Exercise requirements →
Exact repetition of every entry is required.

Entries supplied →
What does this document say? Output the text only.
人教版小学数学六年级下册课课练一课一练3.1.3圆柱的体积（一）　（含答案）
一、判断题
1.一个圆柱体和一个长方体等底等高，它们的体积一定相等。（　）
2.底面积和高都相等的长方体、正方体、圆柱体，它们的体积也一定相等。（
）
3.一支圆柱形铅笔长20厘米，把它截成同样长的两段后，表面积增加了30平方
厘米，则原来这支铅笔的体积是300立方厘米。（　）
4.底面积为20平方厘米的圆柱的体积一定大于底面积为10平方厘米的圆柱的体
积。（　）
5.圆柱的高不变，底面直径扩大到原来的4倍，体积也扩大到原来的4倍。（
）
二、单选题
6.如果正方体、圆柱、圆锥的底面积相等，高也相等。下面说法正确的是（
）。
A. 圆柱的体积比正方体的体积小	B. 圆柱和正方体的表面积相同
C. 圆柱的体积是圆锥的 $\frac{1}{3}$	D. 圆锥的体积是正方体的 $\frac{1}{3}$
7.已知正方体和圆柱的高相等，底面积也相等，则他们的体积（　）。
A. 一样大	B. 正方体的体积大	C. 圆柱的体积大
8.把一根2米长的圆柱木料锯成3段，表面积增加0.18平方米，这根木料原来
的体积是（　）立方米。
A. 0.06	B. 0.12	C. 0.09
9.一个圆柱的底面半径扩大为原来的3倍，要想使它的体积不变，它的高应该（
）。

Task solution →
What does this document say? Output the text only.
人教版小学数学六年级下册课课练一课一练3.1.3圆柱的体积（一）　（含答案）
一、判断题
1.一个圆柱体和一个长方体等底等高，它们的体积一定相等。（　）
2.底面积和高都相等的长方体、正方体、圆柱体，它们的体积也一定相等。（
）
3.一支圆柱形铅笔长20厘米，把它截成同样长的两段后，表面积增加了30平方
厘米，则原来这支铅笔的体积是300立方厘米。（　）
4.底面积为20平方厘米的圆柱的体积一定大于底面积为10平方厘米的圆柱的体
积。（　）
5.圆柱的高不变，底面直径扩大到原来的4倍，体积也扩大到原来的4倍。（
）
二、单选题
6.如果正方体、圆柱、圆锥的底面积相等，高也相等。下面说法正确的是（
）。
A. 圆柱的体积比正方体的体积小	B. 圆柱和正方体的表面积相同
C. 圆柱的体积是圆锥的 $\frac{1}{3}$	D. 圆锥的体积是正方体的 $\frac{1}{3}$
7.已知正方体和圆柱的高相等，底面积也相等，则他们的体积（　）。
A. 一样大	B. 正方体的体积大	C. 圆柱的体积大
8.把一根2米长的圆柱木料锯成3段，表面积增加0.18平方米，这根木料原来
的体积是（　）立方米。
A. 0.06	B. 0.12	C. 0.09
9.一个圆柱的底面半径扩大为原来的3倍，要想使它的体积不变，它的高应该（
）。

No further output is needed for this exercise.